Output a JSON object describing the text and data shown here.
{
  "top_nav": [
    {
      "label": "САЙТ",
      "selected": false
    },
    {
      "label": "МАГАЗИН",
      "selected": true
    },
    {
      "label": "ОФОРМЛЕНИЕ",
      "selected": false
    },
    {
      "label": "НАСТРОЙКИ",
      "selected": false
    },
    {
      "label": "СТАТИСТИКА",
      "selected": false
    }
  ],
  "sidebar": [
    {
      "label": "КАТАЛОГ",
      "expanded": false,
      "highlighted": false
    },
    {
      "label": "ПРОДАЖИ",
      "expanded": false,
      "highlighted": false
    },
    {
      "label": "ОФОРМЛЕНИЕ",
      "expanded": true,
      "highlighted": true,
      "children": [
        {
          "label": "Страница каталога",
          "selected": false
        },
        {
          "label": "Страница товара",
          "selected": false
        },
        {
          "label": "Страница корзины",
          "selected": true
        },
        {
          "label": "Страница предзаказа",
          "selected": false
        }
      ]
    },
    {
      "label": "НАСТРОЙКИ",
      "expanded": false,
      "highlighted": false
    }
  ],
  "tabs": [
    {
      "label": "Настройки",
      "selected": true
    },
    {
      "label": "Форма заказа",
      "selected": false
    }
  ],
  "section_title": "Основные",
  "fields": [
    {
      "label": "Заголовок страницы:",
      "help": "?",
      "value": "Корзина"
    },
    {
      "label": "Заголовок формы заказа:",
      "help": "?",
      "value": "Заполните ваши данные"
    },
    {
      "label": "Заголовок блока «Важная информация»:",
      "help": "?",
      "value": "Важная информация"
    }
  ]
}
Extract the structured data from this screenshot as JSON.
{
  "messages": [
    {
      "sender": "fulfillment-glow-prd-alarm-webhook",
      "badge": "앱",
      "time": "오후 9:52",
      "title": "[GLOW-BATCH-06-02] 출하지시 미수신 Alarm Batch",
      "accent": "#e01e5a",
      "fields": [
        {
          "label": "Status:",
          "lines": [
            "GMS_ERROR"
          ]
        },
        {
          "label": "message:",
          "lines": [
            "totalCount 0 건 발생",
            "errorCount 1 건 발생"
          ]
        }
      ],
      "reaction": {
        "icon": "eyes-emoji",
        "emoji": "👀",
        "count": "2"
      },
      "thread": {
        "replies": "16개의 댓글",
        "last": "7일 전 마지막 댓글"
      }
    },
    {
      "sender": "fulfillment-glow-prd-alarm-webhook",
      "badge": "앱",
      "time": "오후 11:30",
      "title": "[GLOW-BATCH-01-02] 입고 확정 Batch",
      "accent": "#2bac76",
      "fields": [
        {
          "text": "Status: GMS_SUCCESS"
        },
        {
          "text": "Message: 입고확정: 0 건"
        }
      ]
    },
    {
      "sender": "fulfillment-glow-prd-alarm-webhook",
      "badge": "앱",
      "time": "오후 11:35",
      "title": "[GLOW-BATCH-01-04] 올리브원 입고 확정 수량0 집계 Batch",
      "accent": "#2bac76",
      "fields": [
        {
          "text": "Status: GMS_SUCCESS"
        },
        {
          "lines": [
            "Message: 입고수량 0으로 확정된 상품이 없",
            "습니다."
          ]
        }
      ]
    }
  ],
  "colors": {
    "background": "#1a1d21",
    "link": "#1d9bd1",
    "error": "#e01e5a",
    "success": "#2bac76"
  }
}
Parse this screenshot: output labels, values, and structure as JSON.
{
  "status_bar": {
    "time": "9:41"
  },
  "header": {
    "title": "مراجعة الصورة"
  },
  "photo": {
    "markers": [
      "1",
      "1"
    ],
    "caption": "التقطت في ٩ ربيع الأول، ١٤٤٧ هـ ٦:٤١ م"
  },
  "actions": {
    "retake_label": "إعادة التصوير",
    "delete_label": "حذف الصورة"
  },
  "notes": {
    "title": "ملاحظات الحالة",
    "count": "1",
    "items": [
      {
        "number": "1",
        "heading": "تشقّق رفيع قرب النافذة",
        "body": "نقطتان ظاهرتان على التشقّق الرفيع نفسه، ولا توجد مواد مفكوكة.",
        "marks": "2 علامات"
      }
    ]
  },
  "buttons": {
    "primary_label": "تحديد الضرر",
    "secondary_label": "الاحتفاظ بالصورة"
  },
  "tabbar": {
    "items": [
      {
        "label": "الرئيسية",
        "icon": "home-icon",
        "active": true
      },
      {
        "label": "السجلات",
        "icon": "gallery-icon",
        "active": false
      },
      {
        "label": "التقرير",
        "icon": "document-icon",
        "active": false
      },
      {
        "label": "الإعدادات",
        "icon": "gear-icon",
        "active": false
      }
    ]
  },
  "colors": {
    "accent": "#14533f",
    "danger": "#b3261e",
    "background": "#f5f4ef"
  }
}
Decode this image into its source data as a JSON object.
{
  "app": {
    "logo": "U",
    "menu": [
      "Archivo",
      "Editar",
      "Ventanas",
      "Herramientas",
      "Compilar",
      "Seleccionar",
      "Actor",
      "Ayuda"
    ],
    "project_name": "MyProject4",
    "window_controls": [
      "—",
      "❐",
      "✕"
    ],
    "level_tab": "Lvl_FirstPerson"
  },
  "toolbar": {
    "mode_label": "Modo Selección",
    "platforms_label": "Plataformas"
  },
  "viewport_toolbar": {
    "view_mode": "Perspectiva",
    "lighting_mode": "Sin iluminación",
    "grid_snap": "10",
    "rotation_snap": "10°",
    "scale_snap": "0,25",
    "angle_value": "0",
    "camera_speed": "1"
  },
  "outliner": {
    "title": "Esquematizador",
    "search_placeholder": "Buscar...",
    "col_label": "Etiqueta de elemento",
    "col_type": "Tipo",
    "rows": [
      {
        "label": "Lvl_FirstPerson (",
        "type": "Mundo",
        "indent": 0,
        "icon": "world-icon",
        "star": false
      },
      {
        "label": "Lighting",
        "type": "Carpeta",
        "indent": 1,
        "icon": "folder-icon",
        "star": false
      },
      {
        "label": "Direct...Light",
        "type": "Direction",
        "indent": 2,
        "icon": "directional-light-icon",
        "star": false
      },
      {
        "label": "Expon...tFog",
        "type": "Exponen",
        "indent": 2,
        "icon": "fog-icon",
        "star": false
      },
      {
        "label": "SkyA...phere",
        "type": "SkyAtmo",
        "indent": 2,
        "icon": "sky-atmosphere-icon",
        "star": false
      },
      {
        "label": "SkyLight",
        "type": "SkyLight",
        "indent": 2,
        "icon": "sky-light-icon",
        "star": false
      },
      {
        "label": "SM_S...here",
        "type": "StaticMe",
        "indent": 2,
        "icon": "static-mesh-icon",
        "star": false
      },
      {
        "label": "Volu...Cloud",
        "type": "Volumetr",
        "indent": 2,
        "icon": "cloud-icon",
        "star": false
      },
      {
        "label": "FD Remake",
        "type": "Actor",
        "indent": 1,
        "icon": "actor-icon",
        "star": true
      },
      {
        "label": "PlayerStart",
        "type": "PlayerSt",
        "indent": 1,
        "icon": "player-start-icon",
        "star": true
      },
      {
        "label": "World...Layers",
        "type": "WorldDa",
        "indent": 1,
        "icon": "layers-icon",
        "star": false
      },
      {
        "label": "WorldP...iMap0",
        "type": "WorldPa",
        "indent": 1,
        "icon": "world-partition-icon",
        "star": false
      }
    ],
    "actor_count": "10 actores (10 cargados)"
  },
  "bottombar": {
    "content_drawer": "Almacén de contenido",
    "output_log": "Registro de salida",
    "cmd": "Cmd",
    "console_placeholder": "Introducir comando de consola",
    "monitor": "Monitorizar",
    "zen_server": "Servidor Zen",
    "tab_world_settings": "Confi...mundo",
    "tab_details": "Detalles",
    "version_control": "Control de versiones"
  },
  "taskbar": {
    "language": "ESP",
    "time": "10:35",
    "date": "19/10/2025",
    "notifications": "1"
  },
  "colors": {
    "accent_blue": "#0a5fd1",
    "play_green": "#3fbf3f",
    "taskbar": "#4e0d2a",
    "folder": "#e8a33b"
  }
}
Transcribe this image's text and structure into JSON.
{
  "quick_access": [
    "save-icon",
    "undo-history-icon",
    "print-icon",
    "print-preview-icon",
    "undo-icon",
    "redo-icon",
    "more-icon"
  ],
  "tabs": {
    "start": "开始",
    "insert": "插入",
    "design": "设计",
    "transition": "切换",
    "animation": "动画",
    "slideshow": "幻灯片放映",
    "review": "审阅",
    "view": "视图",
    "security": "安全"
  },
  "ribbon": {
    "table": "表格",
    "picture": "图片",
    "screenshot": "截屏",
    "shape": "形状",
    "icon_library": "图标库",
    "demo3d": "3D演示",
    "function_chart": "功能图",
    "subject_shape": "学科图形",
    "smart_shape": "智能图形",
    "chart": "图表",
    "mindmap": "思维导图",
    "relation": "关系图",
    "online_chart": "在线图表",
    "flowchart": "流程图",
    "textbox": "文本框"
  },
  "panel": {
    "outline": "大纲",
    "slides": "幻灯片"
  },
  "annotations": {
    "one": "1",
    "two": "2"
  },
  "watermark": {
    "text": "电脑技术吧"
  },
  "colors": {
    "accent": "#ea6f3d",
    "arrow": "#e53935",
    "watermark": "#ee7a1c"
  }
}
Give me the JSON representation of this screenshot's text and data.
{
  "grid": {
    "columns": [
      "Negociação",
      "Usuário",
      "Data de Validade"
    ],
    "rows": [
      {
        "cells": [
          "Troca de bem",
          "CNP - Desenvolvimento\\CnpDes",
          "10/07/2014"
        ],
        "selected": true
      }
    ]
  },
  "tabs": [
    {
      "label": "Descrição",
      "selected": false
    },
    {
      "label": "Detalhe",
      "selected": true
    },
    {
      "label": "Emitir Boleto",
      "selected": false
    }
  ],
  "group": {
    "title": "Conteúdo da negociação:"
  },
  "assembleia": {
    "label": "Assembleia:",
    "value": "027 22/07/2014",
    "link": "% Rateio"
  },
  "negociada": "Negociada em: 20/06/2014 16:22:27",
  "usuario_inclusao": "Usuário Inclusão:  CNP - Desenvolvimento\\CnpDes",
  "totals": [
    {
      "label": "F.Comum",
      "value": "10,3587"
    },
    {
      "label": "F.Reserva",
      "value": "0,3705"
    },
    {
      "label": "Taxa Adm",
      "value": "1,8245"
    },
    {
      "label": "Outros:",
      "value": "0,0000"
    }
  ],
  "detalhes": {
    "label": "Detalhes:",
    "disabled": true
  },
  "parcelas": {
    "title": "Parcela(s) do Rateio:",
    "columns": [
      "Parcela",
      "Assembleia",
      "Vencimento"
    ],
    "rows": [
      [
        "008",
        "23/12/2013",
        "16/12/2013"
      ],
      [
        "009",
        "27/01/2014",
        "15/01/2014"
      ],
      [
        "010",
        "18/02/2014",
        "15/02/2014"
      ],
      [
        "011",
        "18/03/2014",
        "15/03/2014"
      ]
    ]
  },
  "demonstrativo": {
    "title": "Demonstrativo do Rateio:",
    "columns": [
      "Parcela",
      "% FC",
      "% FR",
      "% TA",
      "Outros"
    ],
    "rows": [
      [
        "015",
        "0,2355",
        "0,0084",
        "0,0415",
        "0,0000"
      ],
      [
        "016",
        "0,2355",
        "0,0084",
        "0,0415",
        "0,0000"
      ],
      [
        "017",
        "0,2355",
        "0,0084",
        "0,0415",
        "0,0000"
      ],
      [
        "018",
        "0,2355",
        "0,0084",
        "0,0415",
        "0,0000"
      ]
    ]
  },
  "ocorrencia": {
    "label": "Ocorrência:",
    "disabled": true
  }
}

——————

> [Required work]
List all lines above in which the string "Desenvolvimento" appears.

> [Exercise result]
          "CNP - Desenvolvimento\\CnpDes",
  "usuario_inclusao": "Usuário Inclusão:  CNP - Desenvolvimento\\CnpDes",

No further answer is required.